Output all of the data below exactly as given.

###

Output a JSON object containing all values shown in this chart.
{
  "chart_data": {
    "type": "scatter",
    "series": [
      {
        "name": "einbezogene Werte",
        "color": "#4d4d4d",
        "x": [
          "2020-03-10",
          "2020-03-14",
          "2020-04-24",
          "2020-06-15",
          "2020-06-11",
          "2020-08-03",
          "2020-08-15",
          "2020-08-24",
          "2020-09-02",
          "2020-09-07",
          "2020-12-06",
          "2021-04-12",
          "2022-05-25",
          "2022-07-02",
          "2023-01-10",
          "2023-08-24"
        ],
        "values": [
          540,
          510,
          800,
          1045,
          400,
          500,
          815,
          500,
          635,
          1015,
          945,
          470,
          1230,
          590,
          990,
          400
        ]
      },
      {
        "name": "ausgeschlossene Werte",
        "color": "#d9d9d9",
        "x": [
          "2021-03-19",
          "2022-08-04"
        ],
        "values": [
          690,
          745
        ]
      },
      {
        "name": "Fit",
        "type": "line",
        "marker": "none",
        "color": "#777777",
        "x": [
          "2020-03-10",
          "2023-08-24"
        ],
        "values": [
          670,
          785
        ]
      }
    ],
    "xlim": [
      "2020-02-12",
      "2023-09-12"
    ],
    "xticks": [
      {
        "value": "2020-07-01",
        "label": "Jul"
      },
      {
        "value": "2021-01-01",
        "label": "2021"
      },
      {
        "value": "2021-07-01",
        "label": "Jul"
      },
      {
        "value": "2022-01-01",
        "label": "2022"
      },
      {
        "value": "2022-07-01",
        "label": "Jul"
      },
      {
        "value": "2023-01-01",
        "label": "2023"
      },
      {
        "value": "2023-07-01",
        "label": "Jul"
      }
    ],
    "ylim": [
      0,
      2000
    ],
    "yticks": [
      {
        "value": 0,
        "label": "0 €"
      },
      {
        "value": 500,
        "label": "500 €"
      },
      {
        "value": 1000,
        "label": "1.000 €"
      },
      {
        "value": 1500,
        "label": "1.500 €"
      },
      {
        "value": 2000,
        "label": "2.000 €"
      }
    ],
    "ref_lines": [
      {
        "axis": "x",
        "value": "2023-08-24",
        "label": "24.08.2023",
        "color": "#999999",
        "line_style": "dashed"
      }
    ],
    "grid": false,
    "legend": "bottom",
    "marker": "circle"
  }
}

###

Answer to this task –
Output a JSON object containing all values shown in this chart.
{
  "chart_data": {
    "type": "scatter",
    "series": [
      {
        "name": "einbezogene Werte",
        "color": "#4d4d4d",
        "x": [
          "2020-03-10",
          "2020-03-14",
          "2020-04-24",
          "2020-06-15",
          "2020-06-11",
          "2020-08-03",
          "2020-08-15",
          "2020-08-24",
          "2020-09-02",
          "2020-09-07",
          "2020-12-06",
          "2021-04-12",
          "2022-05-25",
          "2022-07-02",
          "2023-01-10",
          "2023-08-24"
        ],
        "values": [
          540,
          510,
          800,
          1045,
          400,
          500,
          815,
          500,
          635,
          1015,
          945,
          470,
          1230,
          590,
          990,
          400
        ]
      },
      {
        "name": "ausgeschlossene Werte",
        "color": "#d9d9d9",
        "x": [
          "2021-03-19",
          "2022-08-04"
        ],
        "values": [
          690,
          745
        ]
      },
      {
        "name": "Fit",
        "type": "line",
        "marker": "none",
        "color": "#777777",
        "x": [
          "2020-03-10",
          "2023-08-24"
        ],
        "values": [
          670,
          785
        ]
      }
    ],
    "xlim": [
      "2020-02-12",
      "2023-09-12"
    ],
    "xticks": [
      {
        "value": "2020-07-01",
        "label": "Jul"
      },
      {
        "value": "2021-01-01",
        "label": "2021"
      },
      {
        "value": "2021-07-01",
        "label": "Jul"
      },
      {
        "value": "2022-01-01",
        "label": "2022"
      },
      {
        "value": "2022-07-01",
        "label": "Jul"
      },
      {
        "value": "2023-01-01",
        "label": "2023"
      },
      {
        "value": "2023-07-01",
        "label": "Jul"
      }
    ],
    "ylim": [
      0,
      2000
    ],
    "yticks": [
      {
        "value": 0,
        "label": "0 €"
      },
      {
        "value": 500,
        "label": "500 €"
      },
      {
        "value": 1000,
        "label": "1.000 €"
      },
      {
        "value": 1500,
        "label": "1.500 €"
      },
      {
        "value": 2000,
        "label": "2.000 €"
      }
    ],
    "ref_lines": [
      {
        "axis": "x",
        "value": "2023-08-24",
        "label": "24.08.2023",
        "color": "#999999",
        "line_style": "dashed"
      }
    ],
    "grid": false,
    "legend": "bottom",
    "marker": "circle"
  }
}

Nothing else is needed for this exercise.